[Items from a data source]
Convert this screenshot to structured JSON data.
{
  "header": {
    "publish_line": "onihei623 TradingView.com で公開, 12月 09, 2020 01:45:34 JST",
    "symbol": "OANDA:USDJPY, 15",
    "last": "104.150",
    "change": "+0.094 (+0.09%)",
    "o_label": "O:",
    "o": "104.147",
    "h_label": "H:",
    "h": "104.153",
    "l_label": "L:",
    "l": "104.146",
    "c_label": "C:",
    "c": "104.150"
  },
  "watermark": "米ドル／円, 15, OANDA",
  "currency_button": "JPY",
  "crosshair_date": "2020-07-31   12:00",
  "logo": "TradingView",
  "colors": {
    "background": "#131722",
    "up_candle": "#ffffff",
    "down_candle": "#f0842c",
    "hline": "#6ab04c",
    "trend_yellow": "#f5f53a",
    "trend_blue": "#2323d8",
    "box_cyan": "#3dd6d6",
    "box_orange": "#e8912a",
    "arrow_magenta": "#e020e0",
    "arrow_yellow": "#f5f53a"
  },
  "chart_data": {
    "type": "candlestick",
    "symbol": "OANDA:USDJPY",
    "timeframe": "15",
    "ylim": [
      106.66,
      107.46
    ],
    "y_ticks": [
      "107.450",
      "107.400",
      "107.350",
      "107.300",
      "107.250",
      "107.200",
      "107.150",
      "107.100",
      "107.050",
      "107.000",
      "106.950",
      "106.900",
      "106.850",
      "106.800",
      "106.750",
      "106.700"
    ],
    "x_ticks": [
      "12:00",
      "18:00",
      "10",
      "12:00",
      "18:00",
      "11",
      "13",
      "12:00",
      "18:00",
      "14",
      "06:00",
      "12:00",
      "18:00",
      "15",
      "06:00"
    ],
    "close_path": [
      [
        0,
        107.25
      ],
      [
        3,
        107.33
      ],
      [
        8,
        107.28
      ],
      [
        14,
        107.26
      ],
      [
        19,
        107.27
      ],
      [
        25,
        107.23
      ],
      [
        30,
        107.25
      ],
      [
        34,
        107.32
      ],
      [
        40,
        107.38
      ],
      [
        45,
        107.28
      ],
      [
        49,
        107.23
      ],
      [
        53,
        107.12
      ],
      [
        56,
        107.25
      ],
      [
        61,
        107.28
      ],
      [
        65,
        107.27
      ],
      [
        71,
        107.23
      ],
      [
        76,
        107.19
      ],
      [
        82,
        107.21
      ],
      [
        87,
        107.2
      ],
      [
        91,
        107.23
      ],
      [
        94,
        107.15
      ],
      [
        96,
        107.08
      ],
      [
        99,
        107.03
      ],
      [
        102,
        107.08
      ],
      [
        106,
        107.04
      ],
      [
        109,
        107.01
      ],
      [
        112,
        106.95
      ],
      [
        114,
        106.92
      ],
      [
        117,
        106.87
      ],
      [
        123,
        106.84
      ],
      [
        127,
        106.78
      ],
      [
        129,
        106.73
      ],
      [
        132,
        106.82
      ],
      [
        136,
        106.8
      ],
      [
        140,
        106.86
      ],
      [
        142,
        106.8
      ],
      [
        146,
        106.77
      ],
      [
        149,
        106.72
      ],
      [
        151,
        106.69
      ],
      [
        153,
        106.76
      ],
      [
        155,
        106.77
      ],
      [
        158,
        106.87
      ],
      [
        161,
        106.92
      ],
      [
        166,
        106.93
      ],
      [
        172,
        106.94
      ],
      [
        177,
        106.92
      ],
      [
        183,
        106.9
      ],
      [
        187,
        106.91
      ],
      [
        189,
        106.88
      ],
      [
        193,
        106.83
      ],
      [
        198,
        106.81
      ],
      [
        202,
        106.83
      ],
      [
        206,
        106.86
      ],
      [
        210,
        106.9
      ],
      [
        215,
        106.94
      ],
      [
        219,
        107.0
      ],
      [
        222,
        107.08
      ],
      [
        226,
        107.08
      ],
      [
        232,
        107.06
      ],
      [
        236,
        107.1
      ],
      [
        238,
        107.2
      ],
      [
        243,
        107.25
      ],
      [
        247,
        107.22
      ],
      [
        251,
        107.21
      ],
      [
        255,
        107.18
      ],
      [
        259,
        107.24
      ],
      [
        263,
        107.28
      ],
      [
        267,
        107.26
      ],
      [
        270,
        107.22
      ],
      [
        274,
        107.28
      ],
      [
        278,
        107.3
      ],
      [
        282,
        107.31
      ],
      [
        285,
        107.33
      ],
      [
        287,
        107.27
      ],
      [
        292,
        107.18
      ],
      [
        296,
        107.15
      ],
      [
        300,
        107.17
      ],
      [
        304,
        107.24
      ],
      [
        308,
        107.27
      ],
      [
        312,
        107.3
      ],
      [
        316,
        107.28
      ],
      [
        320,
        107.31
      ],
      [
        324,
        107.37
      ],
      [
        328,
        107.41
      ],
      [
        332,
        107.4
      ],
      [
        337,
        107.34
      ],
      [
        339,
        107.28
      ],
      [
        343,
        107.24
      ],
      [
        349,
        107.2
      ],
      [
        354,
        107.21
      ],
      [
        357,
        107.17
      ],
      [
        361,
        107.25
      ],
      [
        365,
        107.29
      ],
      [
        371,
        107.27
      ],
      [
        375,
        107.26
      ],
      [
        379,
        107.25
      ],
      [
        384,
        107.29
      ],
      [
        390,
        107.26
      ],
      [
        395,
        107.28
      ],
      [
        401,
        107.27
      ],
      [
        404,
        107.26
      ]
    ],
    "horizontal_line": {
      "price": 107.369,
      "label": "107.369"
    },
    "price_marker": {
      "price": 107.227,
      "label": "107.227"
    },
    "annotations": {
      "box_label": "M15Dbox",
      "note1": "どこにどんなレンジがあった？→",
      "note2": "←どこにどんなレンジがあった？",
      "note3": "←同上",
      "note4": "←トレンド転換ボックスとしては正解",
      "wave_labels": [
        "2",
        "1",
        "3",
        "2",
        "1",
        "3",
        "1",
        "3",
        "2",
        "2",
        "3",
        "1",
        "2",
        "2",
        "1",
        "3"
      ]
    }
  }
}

WRITTEN INSTRUCTION –
Go through the listing above and restate it word for word.

EXPECTED ANSWER –
Convert this screenshot to structured JSON data.
{
  "header": {
    "publish_line": "onihei623 TradingView.com で公開, 12月 09, 2020 01:45:34 JST",
    "symbol": "OANDA:USDJPY, 15",
    "last": "104.150",
    "change": "+0.094 (+0.09%)",
    "o_label": "O:",
    "o": "104.147",
    "h_label": "H:",
    "h": "104.153",
    "l_label": "L:",
    "l": "104.146",
    "c_label": "C:",
    "c": "104.150"
  },
  "watermark": "米ドル／円, 15, OANDA",
  "currency_button": "JPY",
  "crosshair_date": "2020-07-31   12:00",
  "logo": "TradingView",
  "colors": {
    "background": "#131722",
    "up_candle": "#ffffff",
    "down_candle": "#f0842c",
    "hline": "#6ab04c",
    "trend_yellow": "#f5f53a",
    "trend_blue": "#2323d8",
    "box_cyan": "#3dd6d6",
    "box_orange": "#e8912a",
    "arrow_magenta": "#e020e0",
    "arrow_yellow": "#f5f53a"
  },
  "chart_data": {
    "type": "candlestick",
    "symbol": "OANDA:USDJPY",
    "timeframe": "15",
    "ylim": [
      106.66,
      107.46
    ],
    "y_ticks": [
      "107.450",
      "107.400",
      "107.350",
      "107.300",
      "107.250",
      "107.200",
      "107.150",
      "107.100",
      "107.050",
      "107.000",
      "106.950",
      "106.900",
      "106.850",
      "106.800",
      "106.750",
      "106.700"
    ],
    "x_ticks": [
      "12:00",
      "18:00",
      "10",
      "12:00",
      "18:00",
      "11",
      "13",
      "12:00",
      "18:00",
      "14",
      "06:00",
      "12:00",
      "18:00",
      "15",
      "06:00"
    ],
    "close_path": [
      [
        0,
        107.25
      ],
      [
        3,
        107.33
      ],
      [
        8,
        107.28
      ],
      [
        14,
        107.26
      ],
      [
        19,
        107.27
      ],
      [
        25,
        107.23
      ],
      [
        30,
        107.25
      ],
      [
        34,
        107.32
      ],
      [
        40,
        107.38
      ],
      [
        45,
        107.28
      ],
      [
        49,
        107.23
      ],
      [
        53,
        107.12
      ],
      [
        56,
        107.25
      ],
      [
        61,
        107.28
      ],
      [
        65,
        107.27
      ],
      [
        71,
        107.23
      ],
      [
        76,
        107.19
      ],
      [
        82,
        107.21
      ],
      [
        87,
        107.2
      ],
      [
        91,
        107.23
      ],
      [
        94,
        107.15
      ],
      [
        96,
        107.08
      ],
      [
        99,
        107.03
      ],
      [
        102,
        107.08
      ],
      [
        106,
        107.04
      ],
      [
        109,
        107.01
      ],
      [
        112,
        106.95
      ],
      [
        114,
        106.92
      ],
      [
        117,
        106.87
      ],
      [
        123,
        106.84
      ],
      [
        127,
        106.78
      ],
      [
        129,
        106.73
      ],
      [
        132,
        106.82
      ],
      [
        136,
        106.8
      ],
      [
        140,
        106.86
      ],
      [
        142,
        106.8
      ],
      [
        146,
        106.77
      ],
      [
        149,
        106.72
      ],
      [
        151,
        106.69
      ],
      [
        153,
        106.76
      ],
      [
        155,
        106.77
      ],
      [
        158,
        106.87
      ],
      [
        161,
        106.92
      ],
      [
        166,
        106.93
      ],
      [
        172,
        106.94
      ],
      [
        177,
        106.92
      ],
      [
        183,
        106.9
      ],
      [
        187,
        106.91
      ],
      [
        189,
        106.88
      ],
      [
        193,
        106.83
      ],
      [
        198,
        106.81
      ],
      [
        202,
        106.83
      ],
      [
        206,
        106.86
      ],
      [
        210,
        106.9
      ],
      [
        215,
        106.94
      ],
      [
        219,
        107.0
      ],
      [
        222,
        107.08
      ],
      [
        226,
        107.08
      ],
      [
        232,
        107.06
      ],
      [
        236,
        107.1
      ],
      [
        238,
        107.2
      ],
      [
        243,
        107.25
      ],
      [
        247,
        107.22
      ],
      [
        251,
        107.21
      ],
      [
        255,
        107.18
      ],
      [
        259,
        107.24
      ],
      [
        263,
        107.28
      ],
      [
        267,
        107.26
      ],
      [
        270,
        107.22
      ],
      [
        274,
        107.28
      ],
      [
        278,
        107.3
      ],
      [
        282,
        107.31
      ],
      [
        285,
        107.33
      ],
      [
        287,
        107.27
      ],
      [
        292,
        107.18
      ],
      [
        296,
        107.15
      ],
      [
        300,
        107.17
      ],
      [
        304,
        107.24
      ],
      [
        308,
        107.27
      ],
      [
        312,
        107.3
      ],
      [
        316,
        107.28
      ],
      [
        320,
        107.31
      ],
      [
        324,
        107.37
      ],
      [
        328,
        107.41
      ],
      [
        332,
        107.4
      ],
      [
        337,
        107.34
      ],
      [
        339,
        107.28
      ],
      [
        343,
        107.24
      ],
      [
        349,
        107.2
      ],
      [
        354,
        107.21
      ],
      [
        357,
        107.17
      ],
      [
        361,
        107.25
      ],
      [
        365,
        107.29
      ],
      [
        371,
        107.27
      ],
      [
        375,
        107.26
      ],
      [
        379,
        107.25
      ],
      [
        384,
        107.29
      ],
      [
        390,
        107.26
      ],
      [
        395,
        107.28
      ],
      [
        401,
        107.27
      ],
      [
        404,
        107.26
      ]
    ],
    "horizontal_line": {
      "price": 107.369,
      "label": "107.369"
    },
    "price_marker": {
      "price": 107.227,
      "label": "107.227"
    },
    "annotations": {
      "box_label": "M15Dbox",
      "note1": "どこにどんなレンジがあった？→",
      "note2": "←どこにどんなレンジがあった？",
      "note3": "←同上",
      "note4": "←トレンド転換ボックスとしては正解",
      "wave_labels": [
        "2",
        "1",
        "3",
        "2",
        "1",
        "3",
        "1",
        "3",
        "2",
        "2",
        "3",
        "1",
        "2",
        "2",
        "1",
        "3"
      ]
    }
  }
}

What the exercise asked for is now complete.